EXERCISE AIM.
Only the pictures are omitted; repeat all other data exactly.

DATA FOR PROCESSING.
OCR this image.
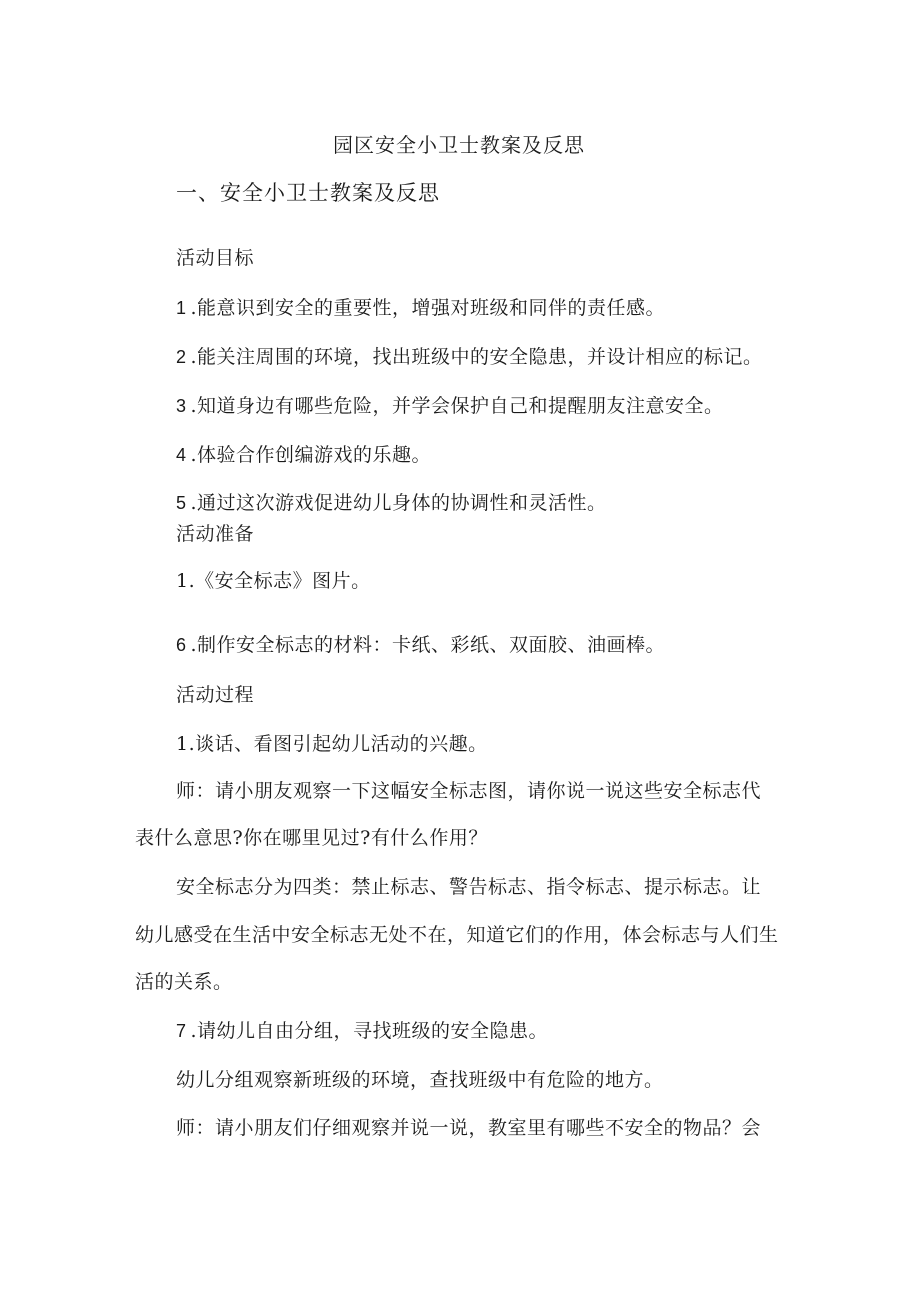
园区安全小卫士教案及反思
一、安全小卫士教案及反思
活动目标
1 .能意识到安全的重要性，增强对班级和同伴的责任感。
2 .能关注周围的环境，找出班级中的安全隐患，并设计相应的标记。
3 .知道身边有哪些危险，并学会保护自己和提醒朋友注意安全。
4 .体验合作创编游戏的乐趣。
5 .通过这次游戏促进幼儿身体的协调性和灵活性。
活动准备
1.《安全标志》图片。
6 .制作安全标志的材料：卡纸、彩纸、双面胶、油画棒。
活动过程
1.谈话、看图引起幼儿活动的兴趣。
师：请小朋友观察一下这幅安全标志图，请你说一说这些安全标志代
表什么意思?你在哪里见过?有什么作用？
安全标志分为四类：禁止标志、警告标志、指令标志、提示标志。让
幼儿感受在生活中安全标志无处不在，知道它们的作用，体会标志与人们生
活的关系。
7 .请幼儿自由分组，寻找班级的安全隐患。
幼儿分组观察新班级的环境，查找班级中有危险的地方。
师：请小朋友们仔细观察并说一说，教室里有哪些不安全的物品？会
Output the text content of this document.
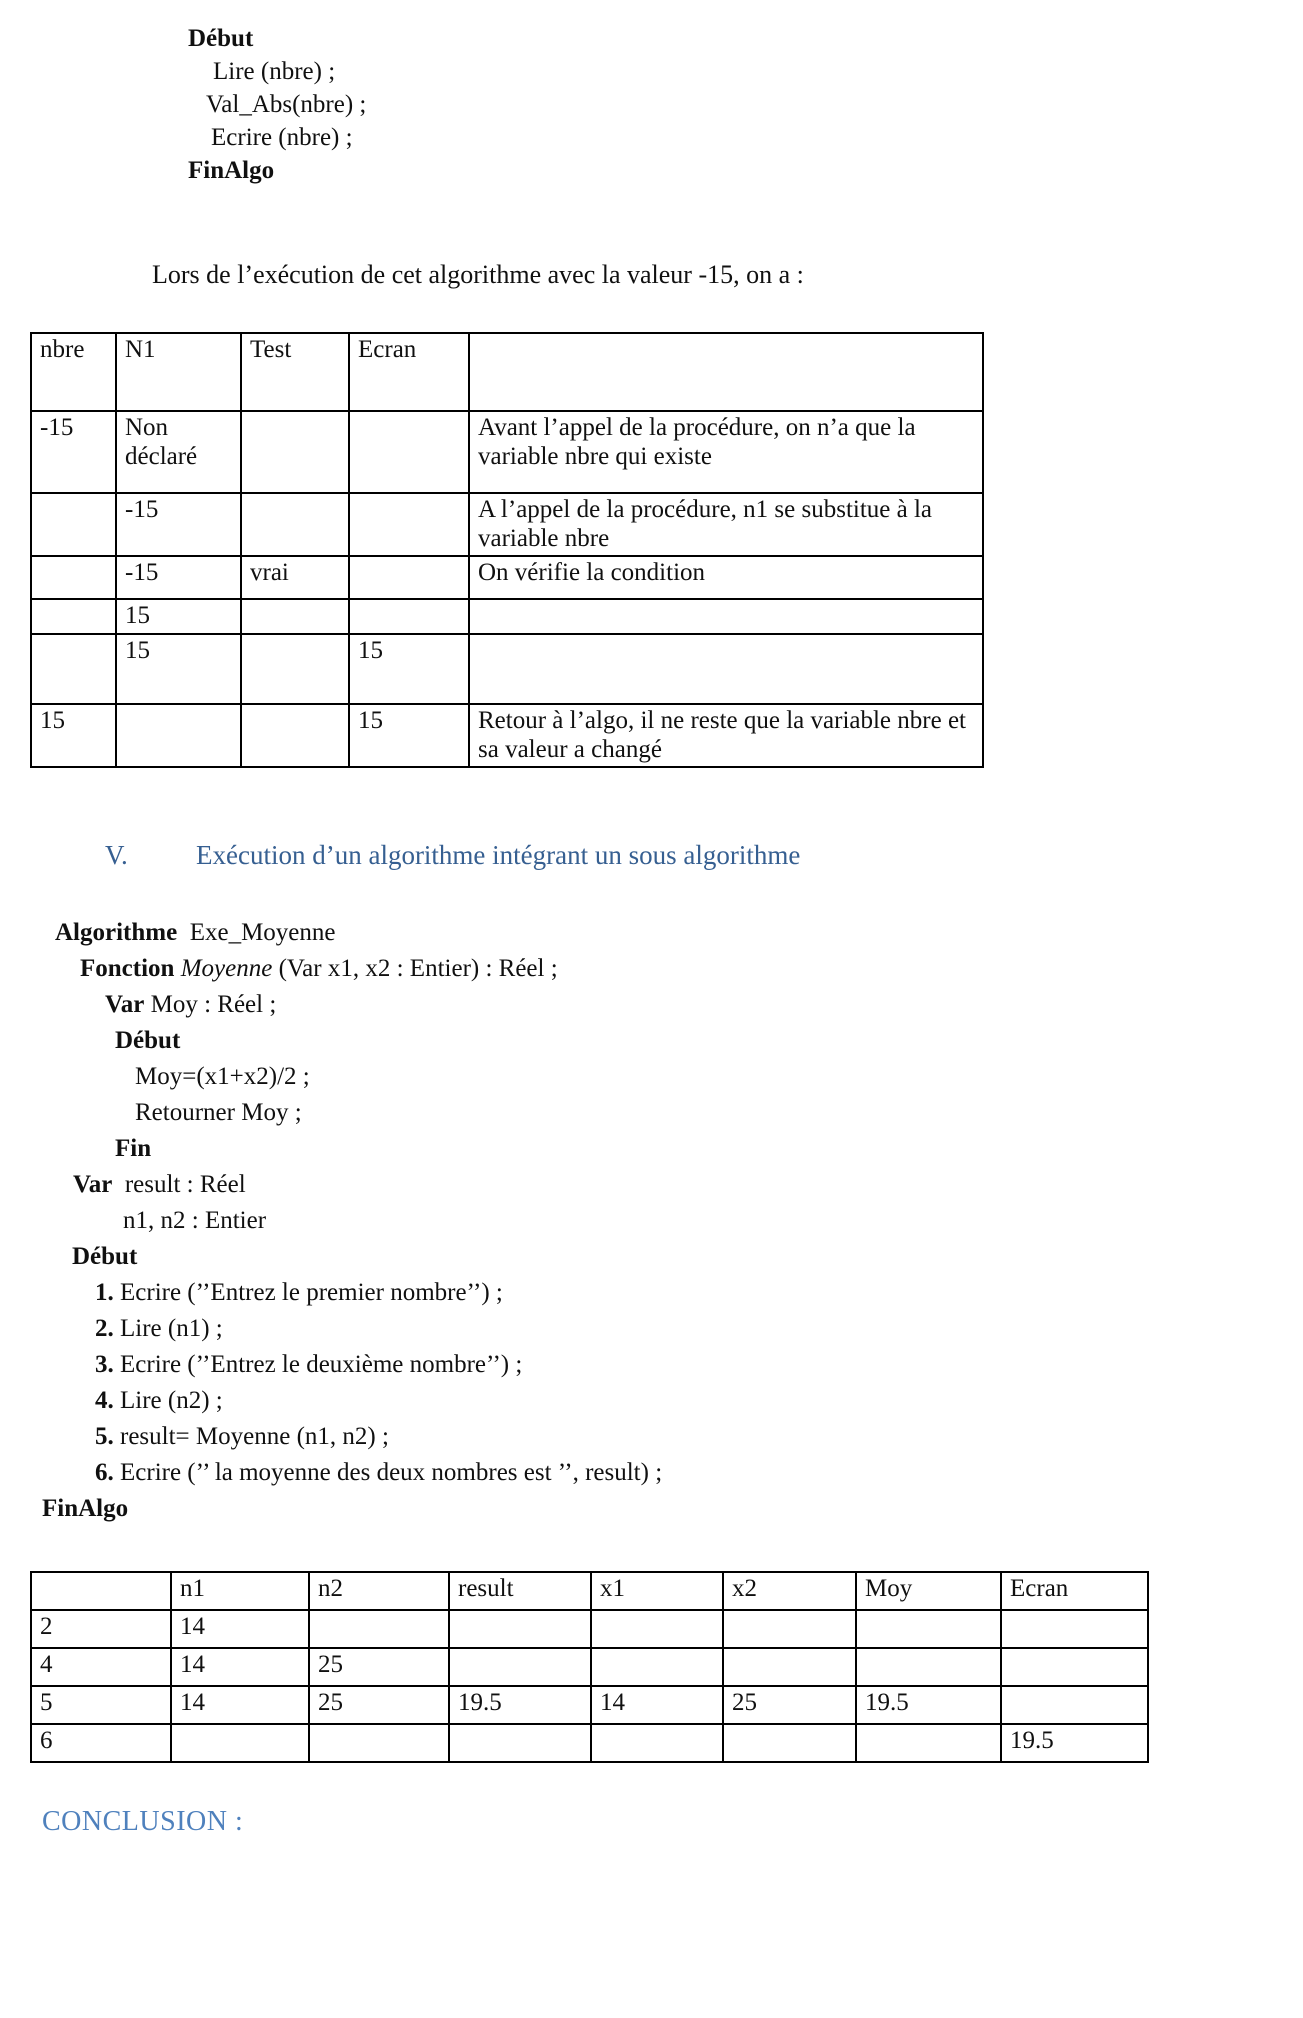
Début
Lire (nbre) ;
Val_Abs(nbre) ;
Ecrire (nbre) ;
FinAlgo

Lors de l’exécution de cet algorithme avec la valeur -15, on a :

nbre	N1	Test	Ecran	
-15	Non déclaré			Avant l’appel de la procédure, on n’a que la variable nbre qui existe
	-15			A l’appel de la procédure, n1 se substitue à la variable nbre
	-15	vrai		On vérifie la condition
	15			
	15		15	
15			15	Retour à l’algo, il ne reste que la variable nbre et sa valeur a changé
V.	Exécution d’un algorithme intégrant un sous algorithme
Algorithme  Exe_Moyenne
Fonction Moyenne (Var x1, x2 : Entier) : Réel ;
Var Moy : Réel ;
Début
Moy=(x1+x2)/2 ;
Retourner Moy ;
Fin
Var  result : Réel
n1, n2 : Entier
Début
1. Ecrire (’’Entrez le premier nombre’’) ;
2. Lire (n1) ;
3. Ecrire (’’Entrez le deuxième nombre’’) ;
4. Lire (n2) ;
5. result= Moyenne (n1, n2) ;
6. Ecrire (’’ la moyenne des deux nombres est ’’, result) ;
FinAlgo
	n1	n2	result	x1	x2	Moy	Ecran
2	14						
4	14	25					
5	14	25	19.5	14	25	19.5	
6							19.5
CONCLUSION :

SOLUTION TO THE PROBLEM.
OCR this image.
园区安全小卫士教案及反思
一、安全小卫士教案及反思
活动目标
1 .能意识到安全的重要性，增强对班级和同伴的责任感。
2 .能关注周围的环境，找出班级中的安全隐患，并设计相应的标记。
3 .知道身边有哪些危险，并学会保护自己和提醒朋友注意安全。
4 .体验合作创编游戏的乐趣。
5 .通过这次游戏促进幼儿身体的协调性和灵活性。
活动准备
1.《安全标志》图片。
6 .制作安全标志的材料：卡纸、彩纸、双面胶、油画棒。
活动过程
1.谈话、看图引起幼儿活动的兴趣。
师：请小朋友观察一下这幅安全标志图，请你说一说这些安全标志代
表什么意思?你在哪里见过?有什么作用？
安全标志分为四类：禁止标志、警告标志、指令标志、提示标志。让
幼儿感受在生活中安全标志无处不在，知道它们的作用，体会标志与人们生
活的关系。
7 .请幼儿自由分组，寻找班级的安全隐患。
幼儿分组观察新班级的环境，查找班级中有危险的地方。
师：请小朋友们仔细观察并说一说，教室里有哪些不安全的物品？会
Output the text content of this document.
Début
Lire (nbre) ;
Val_Abs(nbre) ;
Ecrire (nbre) ;
FinAlgo

Lors de l’exécution de cet algorithme avec la valeur -15, on a :

nbre	N1	Test	Ecran	
-15	Non déclaré			Avant l’appel de la procédure, on n’a que la variable nbre qui existe
	-15			A l’appel de la procédure, n1 se substitue à la variable nbre
	-15	vrai		On vérifie la condition
	15			
	15		15	
15			15	Retour à l’algo, il ne reste que la variable nbre et sa valeur a changé
V.	Exécution d’un algorithme intégrant un sous algorithme
Algorithme  Exe_Moyenne
Fonction Moyenne (Var x1, x2 : Entier) : Réel ;
Var Moy : Réel ;
Début
Moy=(x1+x2)/2 ;
Retourner Moy ;
Fin
Var  result : Réel
n1, n2 : Entier
Début
1. Ecrire (’’Entrez le premier nombre’’) ;
2. Lire (n1) ;
3. Ecrire (’’Entrez le deuxième nombre’’) ;
4. Lire (n2) ;
5. result= Moyenne (n1, n2) ;
6. Ecrire (’’ la moyenne des deux nombres est ’’, result) ;
FinAlgo
	n1	n2	result	x1	x2	Moy	Ecran
2	14						
4	14	25					
5	14	25	19.5	14	25	19.5	
6							19.5
CONCLUSION :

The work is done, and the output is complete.